## Begin Data entries

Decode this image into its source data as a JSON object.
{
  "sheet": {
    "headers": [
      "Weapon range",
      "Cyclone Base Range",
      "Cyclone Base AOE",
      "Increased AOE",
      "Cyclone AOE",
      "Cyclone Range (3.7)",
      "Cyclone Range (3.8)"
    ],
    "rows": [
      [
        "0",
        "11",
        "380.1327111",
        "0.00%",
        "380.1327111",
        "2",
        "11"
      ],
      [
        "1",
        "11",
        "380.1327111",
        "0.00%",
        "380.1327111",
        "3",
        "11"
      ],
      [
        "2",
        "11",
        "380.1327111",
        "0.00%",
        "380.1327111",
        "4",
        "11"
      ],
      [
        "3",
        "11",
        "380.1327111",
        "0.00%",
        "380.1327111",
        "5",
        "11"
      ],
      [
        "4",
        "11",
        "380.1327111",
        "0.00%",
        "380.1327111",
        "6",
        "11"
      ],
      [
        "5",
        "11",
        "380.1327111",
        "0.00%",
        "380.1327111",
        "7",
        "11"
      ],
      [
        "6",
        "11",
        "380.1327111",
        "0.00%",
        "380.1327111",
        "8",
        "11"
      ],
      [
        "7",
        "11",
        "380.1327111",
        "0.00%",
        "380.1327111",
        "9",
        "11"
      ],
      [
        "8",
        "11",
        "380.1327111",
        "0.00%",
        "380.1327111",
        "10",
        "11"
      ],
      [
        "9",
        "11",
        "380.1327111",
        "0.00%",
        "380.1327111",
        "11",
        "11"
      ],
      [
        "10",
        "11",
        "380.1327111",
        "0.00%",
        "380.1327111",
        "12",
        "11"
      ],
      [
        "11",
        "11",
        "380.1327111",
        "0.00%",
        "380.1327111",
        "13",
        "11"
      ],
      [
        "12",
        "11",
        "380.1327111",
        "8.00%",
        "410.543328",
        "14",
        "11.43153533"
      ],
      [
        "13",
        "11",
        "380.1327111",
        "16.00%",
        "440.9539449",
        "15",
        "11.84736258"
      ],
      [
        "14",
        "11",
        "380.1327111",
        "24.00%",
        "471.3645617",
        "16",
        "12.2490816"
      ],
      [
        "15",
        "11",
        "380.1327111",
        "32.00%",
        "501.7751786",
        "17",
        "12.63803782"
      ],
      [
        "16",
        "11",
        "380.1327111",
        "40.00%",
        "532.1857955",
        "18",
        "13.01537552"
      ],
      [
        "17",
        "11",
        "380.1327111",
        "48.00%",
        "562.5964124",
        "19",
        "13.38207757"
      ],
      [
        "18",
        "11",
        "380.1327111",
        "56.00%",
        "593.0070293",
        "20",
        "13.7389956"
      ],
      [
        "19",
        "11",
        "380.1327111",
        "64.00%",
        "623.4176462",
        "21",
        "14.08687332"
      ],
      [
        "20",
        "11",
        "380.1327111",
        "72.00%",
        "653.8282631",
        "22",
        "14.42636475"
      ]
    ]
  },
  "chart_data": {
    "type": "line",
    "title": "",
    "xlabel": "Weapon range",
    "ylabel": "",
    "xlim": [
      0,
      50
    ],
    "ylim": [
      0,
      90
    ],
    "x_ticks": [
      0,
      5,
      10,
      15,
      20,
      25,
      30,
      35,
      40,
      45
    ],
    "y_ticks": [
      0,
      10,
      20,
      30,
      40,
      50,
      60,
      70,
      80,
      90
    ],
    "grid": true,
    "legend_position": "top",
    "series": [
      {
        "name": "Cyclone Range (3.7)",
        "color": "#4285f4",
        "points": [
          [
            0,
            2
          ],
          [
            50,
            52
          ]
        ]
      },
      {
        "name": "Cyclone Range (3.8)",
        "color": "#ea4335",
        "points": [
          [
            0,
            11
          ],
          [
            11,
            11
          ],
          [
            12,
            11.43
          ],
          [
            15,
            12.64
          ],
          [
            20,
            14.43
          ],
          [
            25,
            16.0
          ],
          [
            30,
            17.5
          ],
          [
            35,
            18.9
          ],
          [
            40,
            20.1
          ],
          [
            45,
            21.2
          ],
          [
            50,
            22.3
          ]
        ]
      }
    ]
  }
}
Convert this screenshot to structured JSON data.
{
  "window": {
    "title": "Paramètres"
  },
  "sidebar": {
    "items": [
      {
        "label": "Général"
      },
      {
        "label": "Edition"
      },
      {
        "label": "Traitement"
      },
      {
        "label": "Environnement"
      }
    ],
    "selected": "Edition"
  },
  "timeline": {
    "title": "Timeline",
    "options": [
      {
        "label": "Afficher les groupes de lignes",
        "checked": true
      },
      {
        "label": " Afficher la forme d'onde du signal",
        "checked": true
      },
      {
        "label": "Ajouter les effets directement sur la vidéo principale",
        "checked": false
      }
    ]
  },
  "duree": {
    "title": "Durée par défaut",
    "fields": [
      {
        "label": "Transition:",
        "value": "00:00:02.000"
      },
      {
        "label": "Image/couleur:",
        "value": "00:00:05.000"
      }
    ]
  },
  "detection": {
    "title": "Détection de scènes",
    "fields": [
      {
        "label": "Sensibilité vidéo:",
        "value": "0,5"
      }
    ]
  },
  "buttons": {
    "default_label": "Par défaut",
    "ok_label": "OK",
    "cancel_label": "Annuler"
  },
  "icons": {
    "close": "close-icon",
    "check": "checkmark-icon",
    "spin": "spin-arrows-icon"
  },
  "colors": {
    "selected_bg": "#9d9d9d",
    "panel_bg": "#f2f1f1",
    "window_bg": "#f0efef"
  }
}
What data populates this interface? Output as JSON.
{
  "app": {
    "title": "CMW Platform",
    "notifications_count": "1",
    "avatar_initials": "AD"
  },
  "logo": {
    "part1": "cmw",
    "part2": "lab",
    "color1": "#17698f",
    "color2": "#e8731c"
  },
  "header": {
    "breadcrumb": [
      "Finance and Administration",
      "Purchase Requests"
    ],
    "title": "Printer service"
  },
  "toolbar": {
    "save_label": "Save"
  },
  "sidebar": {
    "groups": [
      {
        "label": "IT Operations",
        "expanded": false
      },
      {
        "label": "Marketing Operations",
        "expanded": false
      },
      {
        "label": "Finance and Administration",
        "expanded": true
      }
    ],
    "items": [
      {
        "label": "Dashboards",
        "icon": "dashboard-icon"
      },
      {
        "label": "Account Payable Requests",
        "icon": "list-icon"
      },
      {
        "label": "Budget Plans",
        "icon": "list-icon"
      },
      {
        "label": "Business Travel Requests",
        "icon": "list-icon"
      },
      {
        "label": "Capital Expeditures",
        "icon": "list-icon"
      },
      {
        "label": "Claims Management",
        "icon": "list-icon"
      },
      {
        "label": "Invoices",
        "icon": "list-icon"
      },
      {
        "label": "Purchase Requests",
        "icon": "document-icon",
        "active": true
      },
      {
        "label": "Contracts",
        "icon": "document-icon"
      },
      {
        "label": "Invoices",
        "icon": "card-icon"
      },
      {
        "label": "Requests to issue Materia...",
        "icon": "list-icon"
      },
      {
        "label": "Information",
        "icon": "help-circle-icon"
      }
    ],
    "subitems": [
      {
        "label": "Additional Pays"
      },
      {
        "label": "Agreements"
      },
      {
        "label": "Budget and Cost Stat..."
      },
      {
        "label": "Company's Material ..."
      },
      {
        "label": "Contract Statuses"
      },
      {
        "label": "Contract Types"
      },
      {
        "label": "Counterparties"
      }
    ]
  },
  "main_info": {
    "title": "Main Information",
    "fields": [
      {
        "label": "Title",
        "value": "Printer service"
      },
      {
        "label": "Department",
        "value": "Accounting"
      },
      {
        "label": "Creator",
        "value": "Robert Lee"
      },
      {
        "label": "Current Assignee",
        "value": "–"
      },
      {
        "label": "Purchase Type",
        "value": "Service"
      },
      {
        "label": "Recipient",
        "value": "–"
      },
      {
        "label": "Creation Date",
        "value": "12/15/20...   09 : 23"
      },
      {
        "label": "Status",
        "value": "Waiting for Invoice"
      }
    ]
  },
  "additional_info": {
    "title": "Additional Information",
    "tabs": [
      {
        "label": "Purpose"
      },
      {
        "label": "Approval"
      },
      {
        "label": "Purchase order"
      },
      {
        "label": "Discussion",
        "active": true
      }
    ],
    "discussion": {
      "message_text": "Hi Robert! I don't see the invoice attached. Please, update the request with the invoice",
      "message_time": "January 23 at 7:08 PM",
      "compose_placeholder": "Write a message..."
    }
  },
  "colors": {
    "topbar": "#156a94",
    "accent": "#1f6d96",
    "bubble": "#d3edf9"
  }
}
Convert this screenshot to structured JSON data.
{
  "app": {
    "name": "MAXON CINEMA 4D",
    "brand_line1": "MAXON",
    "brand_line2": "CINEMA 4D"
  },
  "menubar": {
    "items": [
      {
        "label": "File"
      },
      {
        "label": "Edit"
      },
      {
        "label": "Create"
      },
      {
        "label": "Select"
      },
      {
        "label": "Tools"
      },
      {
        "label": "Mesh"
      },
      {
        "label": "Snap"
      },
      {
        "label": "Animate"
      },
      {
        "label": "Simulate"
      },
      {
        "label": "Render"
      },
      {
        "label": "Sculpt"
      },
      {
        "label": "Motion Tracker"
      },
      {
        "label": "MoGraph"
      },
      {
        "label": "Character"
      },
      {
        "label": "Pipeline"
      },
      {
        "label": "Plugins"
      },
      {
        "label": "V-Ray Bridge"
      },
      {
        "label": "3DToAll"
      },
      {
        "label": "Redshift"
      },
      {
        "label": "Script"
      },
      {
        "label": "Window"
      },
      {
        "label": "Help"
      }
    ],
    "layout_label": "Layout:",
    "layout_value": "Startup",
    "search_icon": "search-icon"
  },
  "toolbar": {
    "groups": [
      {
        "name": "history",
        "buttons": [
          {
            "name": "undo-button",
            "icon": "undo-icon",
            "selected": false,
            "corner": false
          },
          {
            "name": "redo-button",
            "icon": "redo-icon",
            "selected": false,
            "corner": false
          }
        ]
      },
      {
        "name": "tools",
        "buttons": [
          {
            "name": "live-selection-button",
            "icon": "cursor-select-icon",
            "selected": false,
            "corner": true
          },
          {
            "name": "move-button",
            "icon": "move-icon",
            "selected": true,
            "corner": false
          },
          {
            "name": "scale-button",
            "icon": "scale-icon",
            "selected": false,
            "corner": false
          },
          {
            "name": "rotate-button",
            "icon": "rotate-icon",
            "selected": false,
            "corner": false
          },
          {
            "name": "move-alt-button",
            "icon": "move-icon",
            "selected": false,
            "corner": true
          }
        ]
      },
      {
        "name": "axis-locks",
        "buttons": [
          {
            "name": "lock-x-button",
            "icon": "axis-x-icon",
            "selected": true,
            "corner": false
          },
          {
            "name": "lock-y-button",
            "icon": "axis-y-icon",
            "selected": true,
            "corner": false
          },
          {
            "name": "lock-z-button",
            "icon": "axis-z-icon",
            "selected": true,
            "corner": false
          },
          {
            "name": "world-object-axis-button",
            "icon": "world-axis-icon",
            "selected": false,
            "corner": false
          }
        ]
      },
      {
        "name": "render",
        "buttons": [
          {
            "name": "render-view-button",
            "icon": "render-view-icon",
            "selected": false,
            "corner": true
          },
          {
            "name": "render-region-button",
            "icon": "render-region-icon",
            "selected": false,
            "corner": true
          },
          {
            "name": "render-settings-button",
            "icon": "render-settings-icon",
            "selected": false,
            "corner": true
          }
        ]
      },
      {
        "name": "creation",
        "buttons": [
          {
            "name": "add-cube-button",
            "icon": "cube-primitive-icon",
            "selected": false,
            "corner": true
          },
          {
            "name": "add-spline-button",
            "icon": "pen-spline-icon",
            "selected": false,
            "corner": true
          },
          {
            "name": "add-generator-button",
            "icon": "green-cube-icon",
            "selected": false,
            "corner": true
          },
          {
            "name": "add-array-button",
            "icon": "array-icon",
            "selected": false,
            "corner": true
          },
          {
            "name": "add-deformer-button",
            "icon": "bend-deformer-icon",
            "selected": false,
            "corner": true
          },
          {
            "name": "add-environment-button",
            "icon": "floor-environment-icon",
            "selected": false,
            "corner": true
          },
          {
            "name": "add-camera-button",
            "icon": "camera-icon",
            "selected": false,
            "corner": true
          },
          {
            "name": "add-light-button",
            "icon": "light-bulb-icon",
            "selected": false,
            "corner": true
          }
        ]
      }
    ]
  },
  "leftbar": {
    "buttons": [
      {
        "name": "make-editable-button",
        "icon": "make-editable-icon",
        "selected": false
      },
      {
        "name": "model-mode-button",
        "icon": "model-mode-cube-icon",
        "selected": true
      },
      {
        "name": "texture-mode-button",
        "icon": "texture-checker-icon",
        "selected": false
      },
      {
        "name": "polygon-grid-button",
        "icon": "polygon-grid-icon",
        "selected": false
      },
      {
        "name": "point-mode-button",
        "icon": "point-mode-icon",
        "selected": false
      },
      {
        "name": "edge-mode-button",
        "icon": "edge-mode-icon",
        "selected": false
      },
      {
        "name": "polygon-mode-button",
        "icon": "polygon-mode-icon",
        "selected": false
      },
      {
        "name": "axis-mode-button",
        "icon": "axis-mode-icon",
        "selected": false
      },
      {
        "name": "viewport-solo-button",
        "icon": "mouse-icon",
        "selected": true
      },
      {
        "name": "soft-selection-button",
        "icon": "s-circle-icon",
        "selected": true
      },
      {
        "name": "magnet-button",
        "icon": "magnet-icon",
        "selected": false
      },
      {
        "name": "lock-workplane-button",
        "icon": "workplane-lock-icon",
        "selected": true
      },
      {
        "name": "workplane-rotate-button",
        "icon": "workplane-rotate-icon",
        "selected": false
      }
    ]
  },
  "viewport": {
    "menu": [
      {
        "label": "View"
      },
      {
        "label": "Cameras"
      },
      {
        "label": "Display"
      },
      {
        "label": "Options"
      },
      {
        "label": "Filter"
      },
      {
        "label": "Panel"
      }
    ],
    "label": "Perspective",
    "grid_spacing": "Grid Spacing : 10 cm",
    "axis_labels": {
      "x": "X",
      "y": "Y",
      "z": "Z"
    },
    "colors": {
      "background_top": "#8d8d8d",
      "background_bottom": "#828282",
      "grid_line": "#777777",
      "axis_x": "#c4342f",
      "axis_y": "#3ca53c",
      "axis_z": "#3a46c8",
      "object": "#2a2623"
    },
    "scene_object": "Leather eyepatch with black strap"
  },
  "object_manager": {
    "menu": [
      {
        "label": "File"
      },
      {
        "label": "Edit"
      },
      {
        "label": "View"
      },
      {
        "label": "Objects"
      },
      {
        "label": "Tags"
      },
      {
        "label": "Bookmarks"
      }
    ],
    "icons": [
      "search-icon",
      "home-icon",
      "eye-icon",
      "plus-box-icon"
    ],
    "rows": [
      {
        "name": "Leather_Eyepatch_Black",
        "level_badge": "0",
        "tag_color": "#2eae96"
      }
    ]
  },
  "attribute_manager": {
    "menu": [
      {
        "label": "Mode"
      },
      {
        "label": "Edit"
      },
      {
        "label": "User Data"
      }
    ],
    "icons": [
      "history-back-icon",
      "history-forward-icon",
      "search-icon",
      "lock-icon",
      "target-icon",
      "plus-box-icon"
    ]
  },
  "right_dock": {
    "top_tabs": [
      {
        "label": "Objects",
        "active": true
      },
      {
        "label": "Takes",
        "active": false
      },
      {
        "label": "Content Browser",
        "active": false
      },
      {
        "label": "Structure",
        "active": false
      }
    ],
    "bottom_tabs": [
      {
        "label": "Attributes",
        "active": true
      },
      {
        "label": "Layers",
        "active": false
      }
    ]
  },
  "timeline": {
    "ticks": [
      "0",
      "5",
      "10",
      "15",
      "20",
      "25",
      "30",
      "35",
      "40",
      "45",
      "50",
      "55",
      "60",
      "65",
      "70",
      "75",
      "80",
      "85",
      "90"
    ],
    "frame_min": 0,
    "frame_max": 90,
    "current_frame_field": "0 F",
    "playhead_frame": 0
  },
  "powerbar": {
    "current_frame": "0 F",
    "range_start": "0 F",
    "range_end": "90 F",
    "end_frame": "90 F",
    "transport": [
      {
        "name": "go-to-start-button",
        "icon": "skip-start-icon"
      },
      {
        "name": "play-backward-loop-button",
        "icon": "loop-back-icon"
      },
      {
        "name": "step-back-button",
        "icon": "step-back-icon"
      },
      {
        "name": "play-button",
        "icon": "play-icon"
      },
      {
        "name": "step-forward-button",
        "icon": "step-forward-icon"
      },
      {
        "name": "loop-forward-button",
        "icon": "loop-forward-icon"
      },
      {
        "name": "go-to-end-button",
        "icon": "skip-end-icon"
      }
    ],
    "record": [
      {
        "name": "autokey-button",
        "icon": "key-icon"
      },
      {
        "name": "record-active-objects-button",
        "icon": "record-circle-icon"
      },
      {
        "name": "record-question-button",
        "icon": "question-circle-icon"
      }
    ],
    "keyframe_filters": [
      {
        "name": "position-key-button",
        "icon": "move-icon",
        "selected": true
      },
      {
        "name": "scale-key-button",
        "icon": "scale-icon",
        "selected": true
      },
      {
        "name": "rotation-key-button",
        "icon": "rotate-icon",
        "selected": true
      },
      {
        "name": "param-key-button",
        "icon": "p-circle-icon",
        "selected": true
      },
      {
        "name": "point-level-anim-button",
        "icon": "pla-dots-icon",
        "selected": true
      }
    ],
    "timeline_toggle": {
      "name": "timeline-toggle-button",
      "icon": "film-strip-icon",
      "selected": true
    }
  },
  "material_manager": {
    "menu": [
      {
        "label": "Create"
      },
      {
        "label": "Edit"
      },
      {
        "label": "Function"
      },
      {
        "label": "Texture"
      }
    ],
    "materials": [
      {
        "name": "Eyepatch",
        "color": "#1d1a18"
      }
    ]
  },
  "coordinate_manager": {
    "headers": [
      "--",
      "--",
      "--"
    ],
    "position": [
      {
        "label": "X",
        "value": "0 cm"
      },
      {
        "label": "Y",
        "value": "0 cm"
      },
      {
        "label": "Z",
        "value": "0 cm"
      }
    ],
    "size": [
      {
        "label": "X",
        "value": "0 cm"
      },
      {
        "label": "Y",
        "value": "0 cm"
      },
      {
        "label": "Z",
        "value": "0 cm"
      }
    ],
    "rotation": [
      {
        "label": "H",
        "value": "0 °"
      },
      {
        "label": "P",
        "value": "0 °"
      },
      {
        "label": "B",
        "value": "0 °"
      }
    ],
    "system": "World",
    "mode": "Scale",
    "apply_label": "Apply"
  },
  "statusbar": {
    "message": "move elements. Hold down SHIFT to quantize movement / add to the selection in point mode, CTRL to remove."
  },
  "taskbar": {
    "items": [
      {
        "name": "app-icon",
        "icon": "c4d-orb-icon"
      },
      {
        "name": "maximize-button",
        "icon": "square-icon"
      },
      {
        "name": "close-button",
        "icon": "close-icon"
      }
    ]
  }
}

## End Data entries

Go through the preceding material and copy each line that has the word "CINEMA".

    "name": "MAXON CINEMA 4D",
    "brand_line2": "CINEMA 4D"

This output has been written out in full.